- Problem to work on: For the entries below, how many lines include the word "React"? Give the figure and nothing more.

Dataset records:
########

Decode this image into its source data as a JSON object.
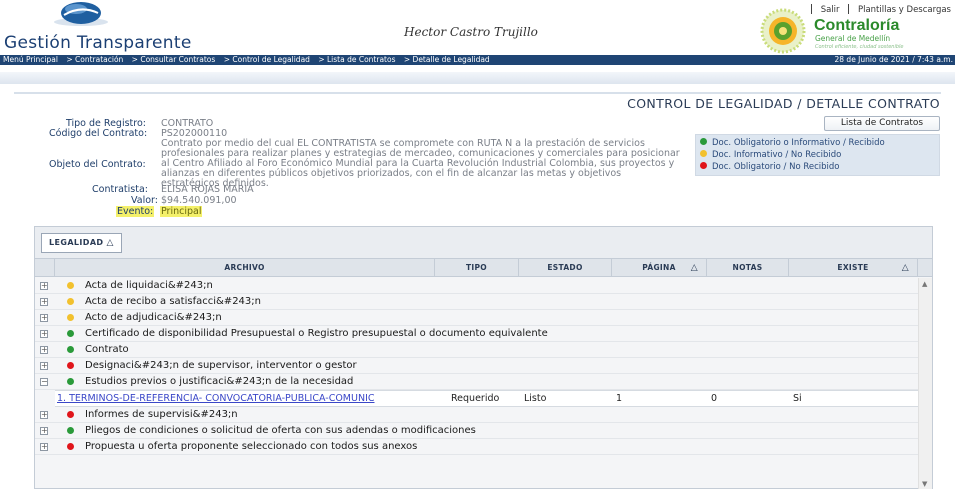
{
  "header": {
    "logo_text_prefix": "Gestión Tra",
    "logo_text_mid": "n",
    "logo_text_suffix": "sparente",
    "user_name": "Hector Castro Trujillo",
    "top_links": [
      "Salir",
      "Plantillas y Descargas"
    ],
    "contraloria_name": "Contraloría",
    "contraloria_sub": "General de Medellín",
    "contraloria_slogan": "Control eficiente, ciudad sostenible"
  },
  "breadcrumb": {
    "items": [
      "Menú Principal",
      "> Contratación",
      "> Consultar Contratos",
      "> Control de Legalidad",
      "> Lista de Contratos",
      "> Detalle de Legalidad"
    ],
    "date": "28 de Junio de 2021 / 7:43 a.m."
  },
  "page_title": "CONTROL DE LEGALIDAD / DETALLE CONTRATO",
  "details": {
    "tipo_label": "Tipo de Registro:",
    "tipo_value": "CONTRATO",
    "codigo_label": "Código del Contrato:",
    "codigo_value": "PS202000110",
    "objeto_label": "Objeto del Contrato:",
    "objeto_value": "Contrato por medio del cual EL CONTRATISTA se compromete con RUTA N a la prestación de servicios profesionales para realizar planes y estrategias de mercadeo, comunicaciones y comerciales para posicionar al Centro Afiliado al Foro Económico Mundial para la Cuarta Revolución Industrial Colombia, sus proyectos y alianzas en diferentes públicos objetivos priorizados, con el fin de alcanzar las metas y objetivos estratégicos definidos.",
    "contratista_label": "Contratista:",
    "contratista_value": "ELISA ROJAS MARIA",
    "valor_label": "Valor:",
    "valor_value": "$94.540.091,00",
    "evento_label": "Evento:",
    "evento_value": "Principal"
  },
  "buttons": {
    "lista_contratos": "Lista de Contratos"
  },
  "legend": [
    {
      "label": "Doc. Obligatorio o Informativo / Recibido",
      "color": "#2a9a3a"
    },
    {
      "label": "Doc. Informativo / No Recibido",
      "color": "#f2c12e"
    },
    {
      "label": "Doc. Obligatorio / No Recibido",
      "color": "#e0151b"
    }
  ],
  "grid": {
    "group_label": "LEGALIDAD",
    "group_arrow": "△",
    "columns": [
      "ARCHIVO",
      "TIPO",
      "ESTADO",
      "PÁGINA",
      "NOTAS",
      "EXISTE"
    ],
    "sort_arrow": "△",
    "rows": [
      {
        "label": "Acta de liquidaci&#243;n",
        "status": "yellow",
        "expander": "+"
      },
      {
        "label": "Acta de recibo a satisfacci&#243;n",
        "status": "yellow",
        "expander": "+"
      },
      {
        "label": "Acto de adjudicaci&#243;n",
        "status": "yellow",
        "expander": "+"
      },
      {
        "label": "Certificado de disponibilidad Presupuestal o Registro presupuestal o documento equivalente",
        "status": "green",
        "expander": "+"
      },
      {
        "label": "Contrato",
        "status": "green",
        "expander": "+"
      },
      {
        "label": "Designaci&#243;n de supervisor, interventor o gestor",
        "status": "red",
        "expander": "+"
      },
      {
        "label": "Estudios previos o justificaci&#243;n de la necesidad",
        "status": "green",
        "expander": "−"
      },
      {
        "label": "Informes de supervisi&#243;n",
        "status": "red",
        "expander": "+"
      },
      {
        "label": "Pliegos de condiciones o solicitud de oferta con sus adendas o modificaciones",
        "status": "green",
        "expander": "+"
      },
      {
        "label": "Propuesta u oferta proponente seleccionado con todos sus anexos",
        "status": "red",
        "expander": "+"
      }
    ],
    "detail": {
      "archivo": "1. TERMINOS-DE-REFERENCIA- CONVOCATORIA-PUBLICA-COMUNIC",
      "tipo": "Requerido",
      "estado": "Listo",
      "pagina": "1",
      "notas": "0",
      "existe": "Si"
    }
  }
}
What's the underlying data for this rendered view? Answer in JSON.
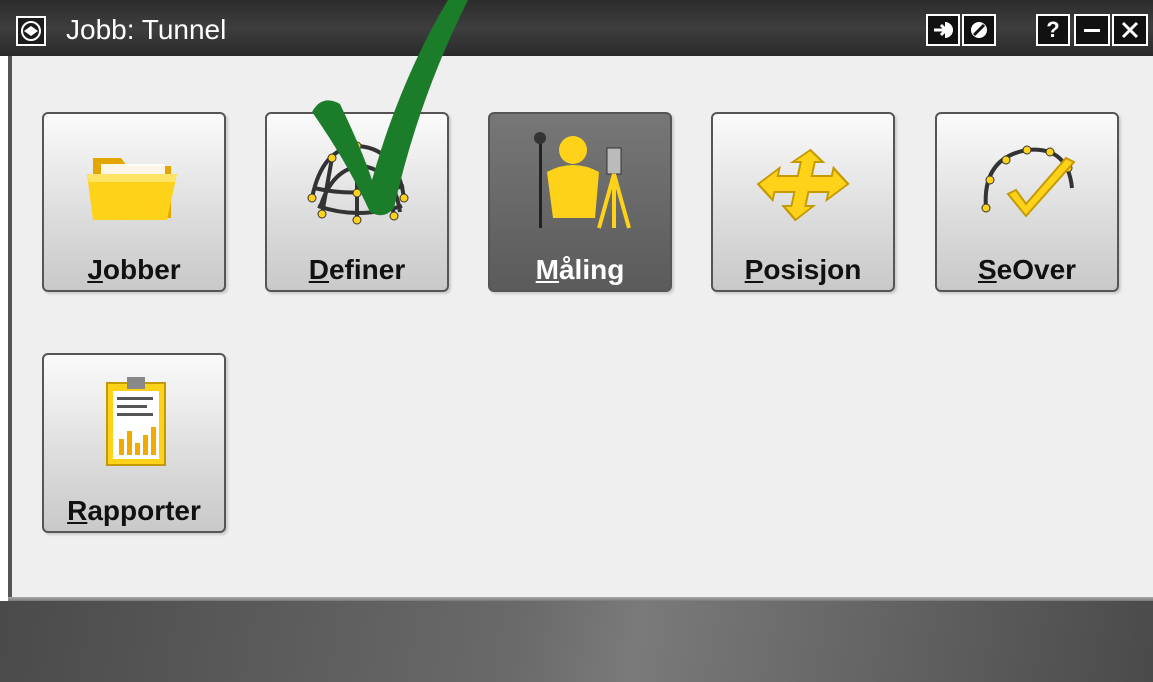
{
  "window": {
    "title": "Jobb: Tunnel",
    "buttons": [
      "login",
      "cancel",
      "help",
      "minimize",
      "close"
    ],
    "help_label": "?"
  },
  "tiles": [
    {
      "first": "J",
      "rest": "obber"
    },
    {
      "first": "D",
      "rest": "efiner"
    },
    {
      "first": "M",
      "rest": "åling"
    },
    {
      "first": "P",
      "rest": "osisjon"
    },
    {
      "first": "S",
      "rest": "eOver"
    },
    {
      "first": "R",
      "rest": "apporter"
    }
  ],
  "colors": {
    "accent_yellow": "#f2c200",
    "checkmark_green": "#1b7d2a",
    "active_tile": "#5f5f5f"
  },
  "icons": [
    "folder-icon",
    "cage-mesh-icon",
    "surveyor-icon",
    "arrows-icon",
    "check-loop-icon",
    "report-clipboard-icon"
  ]
}
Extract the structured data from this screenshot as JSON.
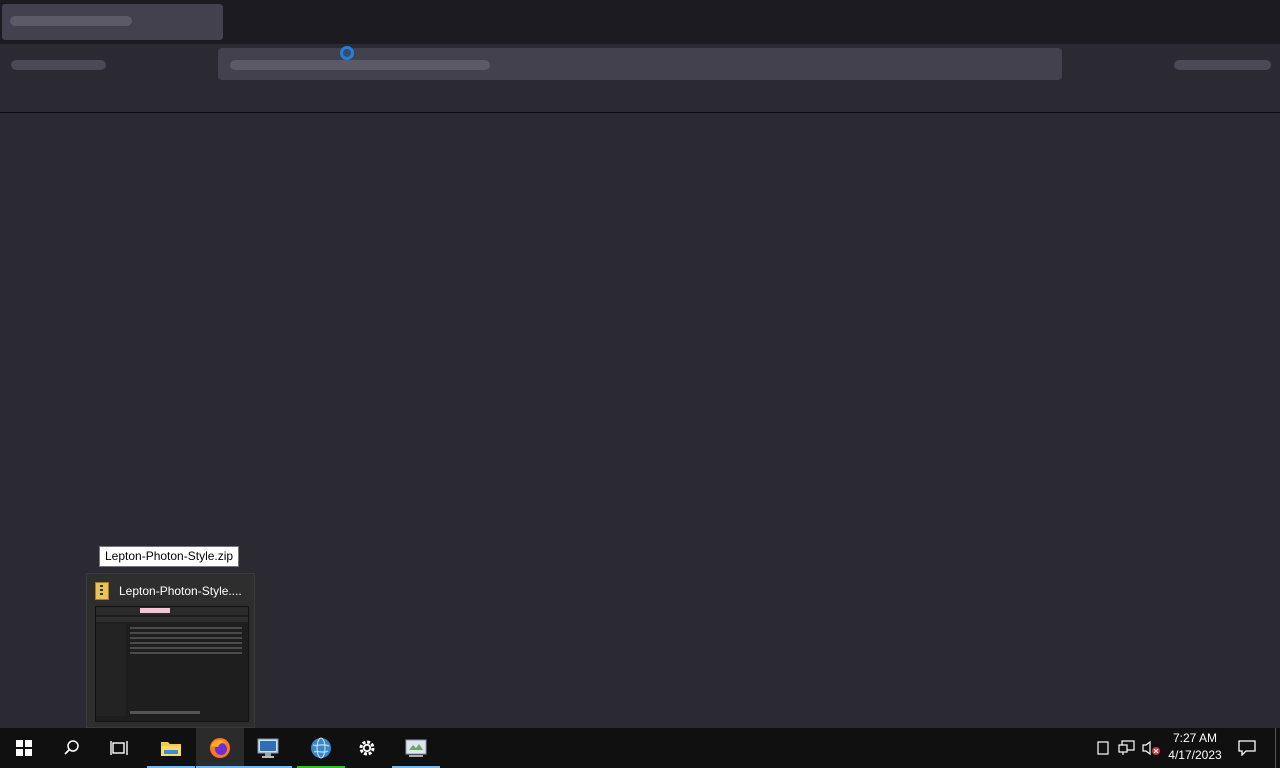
{
  "tooltip": {
    "text": "Lepton-Photon-Style.zip"
  },
  "thumbnail": {
    "title": "Lepton-Photon-Style...."
  },
  "taskbar": {
    "items": [
      {
        "name": "start-button",
        "icon": "windows-logo-icon"
      },
      {
        "name": "search-button",
        "icon": "search-icon"
      },
      {
        "name": "task-view-button",
        "icon": "task-view-icon"
      },
      {
        "name": "file-explorer-button",
        "icon": "folder-icon"
      },
      {
        "name": "firefox-button",
        "icon": "firefox-icon"
      },
      {
        "name": "remote-desktop-button",
        "icon": "monitor-icon"
      },
      {
        "name": "network-globe-button",
        "icon": "globe-icon"
      },
      {
        "name": "settings-button",
        "icon": "gear-icon"
      },
      {
        "name": "control-panel-button",
        "icon": "control-panel-icon"
      }
    ],
    "tray": {
      "icons": [
        "notes-icon",
        "network-icon",
        "volume-muted-icon",
        "notification-icon"
      ]
    },
    "clock": {
      "time": "7:27 AM",
      "date": "4/17/2023"
    }
  },
  "colors": {
    "browser_bg": "#2b2a33",
    "tabbar_bg": "#1c1b22",
    "accent": "#76b9ed",
    "taskbar_bg": "#101010"
  }
}
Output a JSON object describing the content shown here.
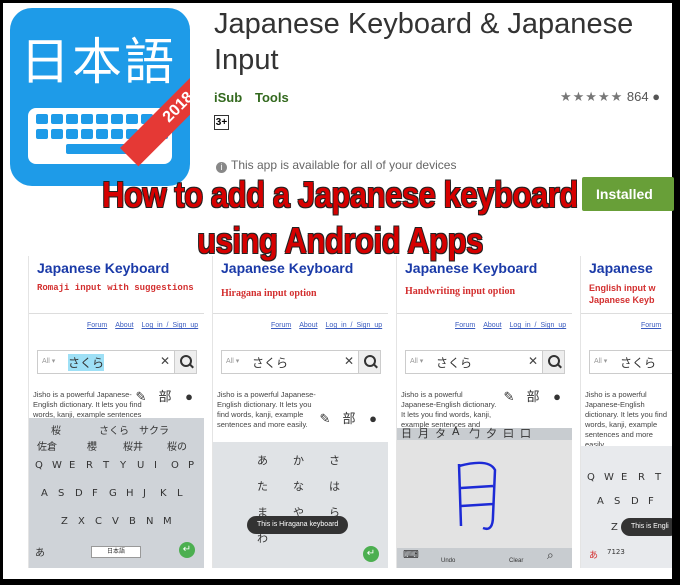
{
  "app": {
    "icon_kanji": "日本語",
    "icon_year": "2018",
    "title": "Japanese Keyboard & Japanese Input",
    "developer": "iSub",
    "category": "Tools",
    "rating_stars": "★★★★★",
    "rating_count": "864",
    "age_rating": "3+",
    "availability": "This app is available for all of your devices",
    "install_label": "Installed"
  },
  "headline": {
    "line1": "How to add a Japanese keyboard",
    "line2": "using Android Apps"
  },
  "colors": {
    "accent_green": "#689f38",
    "headline_red": "#d60000",
    "icon_blue": "#1e9be8"
  },
  "screenshots": [
    {
      "heading": "Japanese Keyboard",
      "subheading": "Romaji input with suggestions",
      "links": [
        "Forum",
        "About",
        "Log in / Sign up"
      ],
      "search_all": "All ▾",
      "search_value": "さくら",
      "body": "Jisho is a powerful Japanese-English dictionary. It lets you find words, kanji, example sentences and more",
      "tools": [
        "Draw",
        "Radicals",
        "Voice"
      ],
      "suggest1": [
        "桜",
        "さくら",
        "サクラ"
      ],
      "suggest2": [
        "佐倉",
        "櫻",
        "桜井",
        "桜の"
      ],
      "keys1": [
        "Q",
        "W",
        "E",
        "R",
        "T",
        "Y",
        "U",
        "I",
        "O",
        "P"
      ],
      "keys2": [
        "A",
        "S",
        "D",
        "F",
        "G",
        "H",
        "J",
        "K",
        "L"
      ],
      "keys3": [
        "Z",
        "X",
        "C",
        "V",
        "B",
        "N",
        "M"
      ],
      "bottom_left": "あ",
      "space": "日本語"
    },
    {
      "heading": "Japanese Keyboard",
      "subheading": "Hiragana input option",
      "links": [
        "Forum",
        "About",
        "Log in / Sign up"
      ],
      "search_all": "All ▾",
      "search_value": "さくら",
      "body": "Jisho is a powerful Japanese-English dictionary. It lets you find words, kanji, example sentences and more easily.",
      "tools": [
        "Draw",
        "Radicals",
        "Voice"
      ],
      "kana": [
        "あ",
        "か",
        "さ",
        "た",
        "な",
        "は",
        "ま",
        "や",
        "ら",
        "わ"
      ],
      "toast": "This is Hiragana keyboard"
    },
    {
      "heading": "Japanese Keyboard",
      "subheading": "Handwriting input option",
      "links": [
        "Forum",
        "About",
        "Log in / Sign up"
      ],
      "search_all": "All ▾",
      "search_value": "さくら",
      "body": "Jisho is a powerful Japanese-English dictionary. It lets you find words, kanji, example sentences and more easily.",
      "tools": [
        "Draw",
        "Radicals",
        "Voice"
      ],
      "candidates": [
        "日",
        "月",
        "タ",
        "A",
        "勹",
        "夕",
        "曰",
        "口"
      ],
      "drawn": "月",
      "bottom": [
        "Undo",
        "Clear"
      ]
    },
    {
      "heading": "Japanese",
      "subheading": "English input w",
      "subheading2": "Japanese Keyb",
      "links": [
        "Forum"
      ],
      "search_all": "All ▾",
      "search_value": "さくら",
      "body": "Jisho is a powerful Japanese-English dictionary. It lets you find words, kanji, example sentences and more easily.",
      "keys1": [
        "Q",
        "W",
        "E",
        "R",
        "T"
      ],
      "keys2": [
        "A",
        "S",
        "D",
        "F"
      ],
      "keys3": [
        "Z",
        "X",
        "C"
      ],
      "toast": "This is Engli",
      "bottom_left": "あ",
      "num": "7123"
    }
  ]
}
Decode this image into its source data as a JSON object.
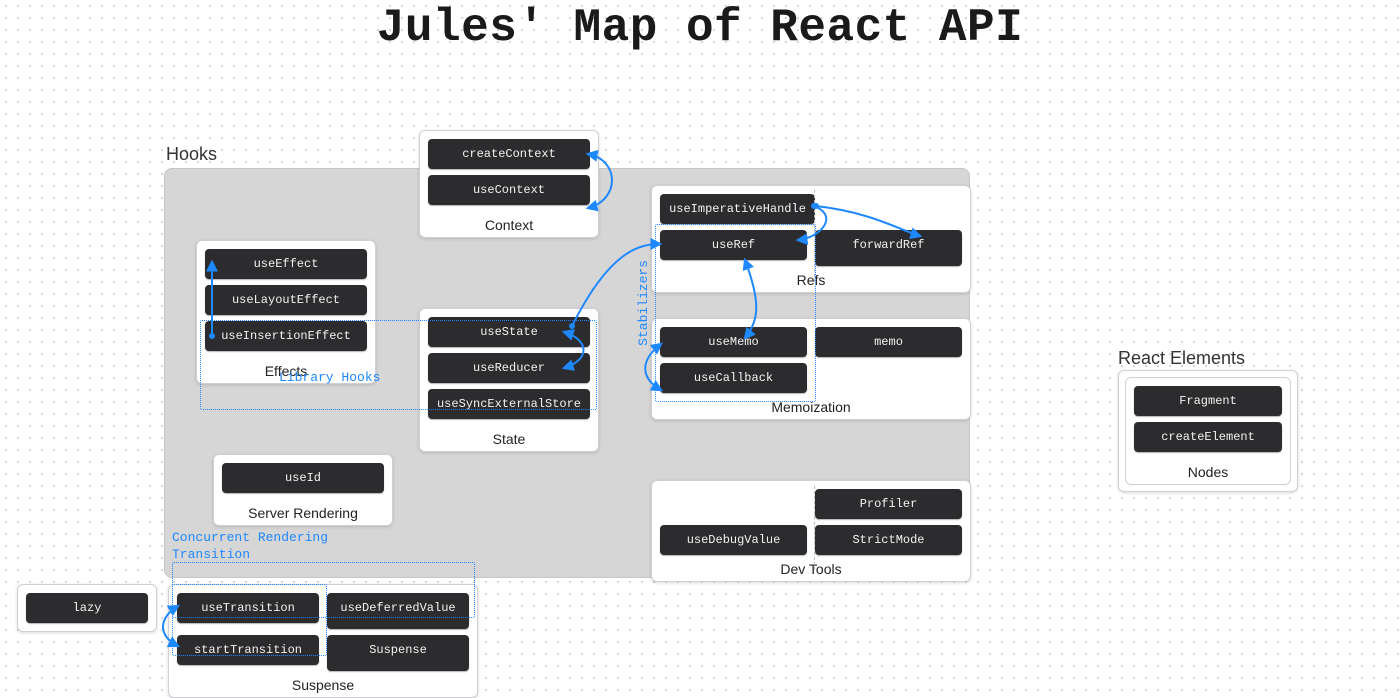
{
  "title": "Jules' Map of React API",
  "hooks_label": "Hooks",
  "react_elements_label": "React Elements",
  "groups": {
    "context": {
      "caption": "Context",
      "items": [
        "createContext",
        "useContext"
      ]
    },
    "effects": {
      "caption": "Effects",
      "items": [
        "useEffect",
        "useLayoutEffect",
        "useInsertionEffect"
      ]
    },
    "state": {
      "caption": "State",
      "items": [
        "useState",
        "useReducer",
        "useSyncExternalStore"
      ]
    },
    "refs": {
      "caption": "Refs",
      "items": [
        "useImperativeHandle",
        "useRef",
        "forwardRef"
      ]
    },
    "memo": {
      "caption": "Memoization",
      "items": [
        "useMemo",
        "useCallback",
        "memo"
      ]
    },
    "server": {
      "caption": "Server Rendering",
      "items": [
        "useId"
      ]
    },
    "devtools": {
      "caption": "Dev Tools",
      "items": [
        "useDebugValue",
        "Profiler",
        "StrictMode"
      ]
    },
    "suspense": {
      "caption": "Suspense",
      "items": [
        "useTransition",
        "useDeferredValue",
        "startTransition",
        "Suspense"
      ]
    },
    "nodes": {
      "caption": "Nodes",
      "items": [
        "Fragment",
        "createElement"
      ]
    }
  },
  "standalone": {
    "lazy": "lazy"
  },
  "annotations": {
    "library_hooks": "Library Hooks",
    "stabilizers": "Stabilizers",
    "concurrent": "Concurrent Rendering",
    "transition": "Transition"
  }
}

########

- Answer in full: 2